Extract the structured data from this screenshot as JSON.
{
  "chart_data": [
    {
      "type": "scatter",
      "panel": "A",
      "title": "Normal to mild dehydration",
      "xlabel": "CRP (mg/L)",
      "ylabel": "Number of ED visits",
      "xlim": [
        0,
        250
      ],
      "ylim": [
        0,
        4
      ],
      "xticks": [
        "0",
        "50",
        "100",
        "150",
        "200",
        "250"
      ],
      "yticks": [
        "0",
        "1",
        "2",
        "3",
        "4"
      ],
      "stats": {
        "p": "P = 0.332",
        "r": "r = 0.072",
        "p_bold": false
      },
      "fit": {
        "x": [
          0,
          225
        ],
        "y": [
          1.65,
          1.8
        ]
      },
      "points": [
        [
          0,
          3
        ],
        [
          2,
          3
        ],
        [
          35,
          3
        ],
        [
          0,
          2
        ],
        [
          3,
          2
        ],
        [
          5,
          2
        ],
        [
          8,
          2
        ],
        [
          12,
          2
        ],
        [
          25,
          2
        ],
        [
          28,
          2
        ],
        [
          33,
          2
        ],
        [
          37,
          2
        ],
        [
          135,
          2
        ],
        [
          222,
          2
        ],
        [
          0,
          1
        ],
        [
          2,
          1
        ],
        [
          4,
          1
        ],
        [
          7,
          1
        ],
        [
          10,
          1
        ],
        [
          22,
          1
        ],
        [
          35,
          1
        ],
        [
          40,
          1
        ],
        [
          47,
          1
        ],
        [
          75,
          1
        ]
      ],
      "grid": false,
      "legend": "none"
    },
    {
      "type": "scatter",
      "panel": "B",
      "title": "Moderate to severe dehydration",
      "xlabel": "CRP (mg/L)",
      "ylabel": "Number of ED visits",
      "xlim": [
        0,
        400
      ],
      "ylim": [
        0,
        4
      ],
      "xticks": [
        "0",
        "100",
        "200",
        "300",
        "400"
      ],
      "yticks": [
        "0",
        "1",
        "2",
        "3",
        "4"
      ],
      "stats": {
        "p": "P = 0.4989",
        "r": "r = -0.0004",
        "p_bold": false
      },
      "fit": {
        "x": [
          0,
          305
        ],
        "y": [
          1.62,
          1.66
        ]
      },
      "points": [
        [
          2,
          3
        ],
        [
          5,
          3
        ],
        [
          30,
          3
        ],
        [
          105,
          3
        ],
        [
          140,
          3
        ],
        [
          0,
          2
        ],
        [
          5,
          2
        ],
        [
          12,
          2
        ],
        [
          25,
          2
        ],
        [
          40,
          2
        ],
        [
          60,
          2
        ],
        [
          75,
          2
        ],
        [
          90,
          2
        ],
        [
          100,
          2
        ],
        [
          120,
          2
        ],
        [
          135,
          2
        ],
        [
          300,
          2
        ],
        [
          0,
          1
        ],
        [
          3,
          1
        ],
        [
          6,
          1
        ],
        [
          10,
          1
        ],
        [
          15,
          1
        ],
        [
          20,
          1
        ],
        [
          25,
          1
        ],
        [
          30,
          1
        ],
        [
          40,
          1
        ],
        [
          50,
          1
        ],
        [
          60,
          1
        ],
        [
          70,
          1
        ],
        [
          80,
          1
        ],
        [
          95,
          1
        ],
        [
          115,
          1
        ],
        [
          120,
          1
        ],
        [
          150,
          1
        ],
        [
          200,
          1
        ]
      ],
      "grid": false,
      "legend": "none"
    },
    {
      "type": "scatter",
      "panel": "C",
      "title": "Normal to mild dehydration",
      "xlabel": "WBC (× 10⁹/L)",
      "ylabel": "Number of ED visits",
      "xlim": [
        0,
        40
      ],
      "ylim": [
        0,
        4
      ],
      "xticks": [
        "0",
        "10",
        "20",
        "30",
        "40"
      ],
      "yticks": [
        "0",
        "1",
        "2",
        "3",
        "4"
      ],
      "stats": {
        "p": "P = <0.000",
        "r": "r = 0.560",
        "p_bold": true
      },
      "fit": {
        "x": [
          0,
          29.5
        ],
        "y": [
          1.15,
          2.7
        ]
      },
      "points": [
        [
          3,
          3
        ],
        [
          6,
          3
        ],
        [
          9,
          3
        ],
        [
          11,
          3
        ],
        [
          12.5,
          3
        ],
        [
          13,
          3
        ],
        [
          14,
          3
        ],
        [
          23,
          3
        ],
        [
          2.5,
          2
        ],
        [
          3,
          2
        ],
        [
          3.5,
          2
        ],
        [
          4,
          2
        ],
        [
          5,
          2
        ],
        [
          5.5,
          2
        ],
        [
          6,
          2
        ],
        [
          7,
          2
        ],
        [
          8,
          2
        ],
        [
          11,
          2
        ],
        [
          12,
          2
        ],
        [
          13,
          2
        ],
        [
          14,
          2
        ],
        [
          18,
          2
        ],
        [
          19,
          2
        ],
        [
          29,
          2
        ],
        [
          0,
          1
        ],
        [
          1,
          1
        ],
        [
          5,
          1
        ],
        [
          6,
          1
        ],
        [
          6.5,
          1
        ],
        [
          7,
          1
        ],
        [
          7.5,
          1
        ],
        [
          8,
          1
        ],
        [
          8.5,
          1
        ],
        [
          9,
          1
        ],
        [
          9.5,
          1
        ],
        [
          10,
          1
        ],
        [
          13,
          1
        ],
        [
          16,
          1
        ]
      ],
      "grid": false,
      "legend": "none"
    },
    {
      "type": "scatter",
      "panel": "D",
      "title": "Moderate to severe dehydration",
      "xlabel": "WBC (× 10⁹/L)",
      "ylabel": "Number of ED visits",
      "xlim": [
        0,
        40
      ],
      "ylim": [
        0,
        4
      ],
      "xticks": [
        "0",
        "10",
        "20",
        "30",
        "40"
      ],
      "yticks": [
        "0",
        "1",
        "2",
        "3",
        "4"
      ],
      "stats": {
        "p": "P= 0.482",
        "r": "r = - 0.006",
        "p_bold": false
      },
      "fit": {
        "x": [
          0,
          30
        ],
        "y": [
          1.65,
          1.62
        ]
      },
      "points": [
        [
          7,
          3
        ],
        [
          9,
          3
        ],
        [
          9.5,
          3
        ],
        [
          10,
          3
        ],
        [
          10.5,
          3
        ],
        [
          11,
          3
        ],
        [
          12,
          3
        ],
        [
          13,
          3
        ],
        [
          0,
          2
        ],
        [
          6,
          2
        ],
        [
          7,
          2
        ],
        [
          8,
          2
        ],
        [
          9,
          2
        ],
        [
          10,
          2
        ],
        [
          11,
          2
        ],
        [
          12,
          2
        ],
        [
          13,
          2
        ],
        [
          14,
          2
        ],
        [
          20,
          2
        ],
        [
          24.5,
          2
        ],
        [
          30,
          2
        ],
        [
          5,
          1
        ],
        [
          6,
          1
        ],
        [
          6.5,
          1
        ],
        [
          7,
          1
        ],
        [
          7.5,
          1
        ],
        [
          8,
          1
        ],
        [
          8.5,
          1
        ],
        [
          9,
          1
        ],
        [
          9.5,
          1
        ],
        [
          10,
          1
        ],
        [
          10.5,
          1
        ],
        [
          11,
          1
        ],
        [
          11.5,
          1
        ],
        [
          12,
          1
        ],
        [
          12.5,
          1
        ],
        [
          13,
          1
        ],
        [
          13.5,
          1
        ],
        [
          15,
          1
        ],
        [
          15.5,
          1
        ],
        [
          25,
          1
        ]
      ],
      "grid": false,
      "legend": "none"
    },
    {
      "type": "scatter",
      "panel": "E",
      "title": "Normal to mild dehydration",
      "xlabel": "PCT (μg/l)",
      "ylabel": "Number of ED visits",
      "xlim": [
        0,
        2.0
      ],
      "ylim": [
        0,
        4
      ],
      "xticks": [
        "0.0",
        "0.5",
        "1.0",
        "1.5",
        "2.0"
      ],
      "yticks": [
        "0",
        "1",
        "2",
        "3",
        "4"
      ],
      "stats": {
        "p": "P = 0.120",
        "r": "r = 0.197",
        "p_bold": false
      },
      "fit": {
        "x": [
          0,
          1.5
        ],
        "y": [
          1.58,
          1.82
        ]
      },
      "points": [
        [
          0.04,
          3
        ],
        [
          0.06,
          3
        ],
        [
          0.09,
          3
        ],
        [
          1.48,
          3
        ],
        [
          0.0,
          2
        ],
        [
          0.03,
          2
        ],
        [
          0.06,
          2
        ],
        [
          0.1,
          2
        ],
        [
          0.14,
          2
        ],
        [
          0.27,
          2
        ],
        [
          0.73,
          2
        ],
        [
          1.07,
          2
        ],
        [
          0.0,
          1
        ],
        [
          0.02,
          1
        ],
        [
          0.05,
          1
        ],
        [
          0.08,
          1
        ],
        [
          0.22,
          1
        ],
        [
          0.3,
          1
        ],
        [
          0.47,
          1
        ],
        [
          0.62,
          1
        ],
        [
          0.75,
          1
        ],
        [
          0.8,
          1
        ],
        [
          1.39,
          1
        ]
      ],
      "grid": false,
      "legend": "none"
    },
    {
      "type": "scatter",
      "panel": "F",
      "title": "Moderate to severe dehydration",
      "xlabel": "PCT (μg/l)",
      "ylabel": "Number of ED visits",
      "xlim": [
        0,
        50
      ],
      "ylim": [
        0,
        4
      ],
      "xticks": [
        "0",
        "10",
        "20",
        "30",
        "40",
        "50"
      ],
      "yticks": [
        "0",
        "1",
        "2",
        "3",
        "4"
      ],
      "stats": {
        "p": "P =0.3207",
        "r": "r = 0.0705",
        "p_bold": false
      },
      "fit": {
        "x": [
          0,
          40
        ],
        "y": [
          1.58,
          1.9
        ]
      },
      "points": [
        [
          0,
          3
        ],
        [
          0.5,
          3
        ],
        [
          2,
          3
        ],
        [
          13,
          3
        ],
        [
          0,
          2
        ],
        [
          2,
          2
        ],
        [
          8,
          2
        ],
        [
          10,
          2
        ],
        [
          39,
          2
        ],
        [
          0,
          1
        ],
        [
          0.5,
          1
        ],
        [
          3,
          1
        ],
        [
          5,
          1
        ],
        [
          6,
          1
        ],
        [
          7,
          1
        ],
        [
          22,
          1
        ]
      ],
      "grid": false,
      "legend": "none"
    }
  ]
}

Task to carry out » Find the word "panel" in the entries, and copy every line it shows up in.

Final result »
      "panel": "A",
      "panel": "B",
      "panel": "C",
      "panel": "D",
      "panel": "E",
      "panel": "F",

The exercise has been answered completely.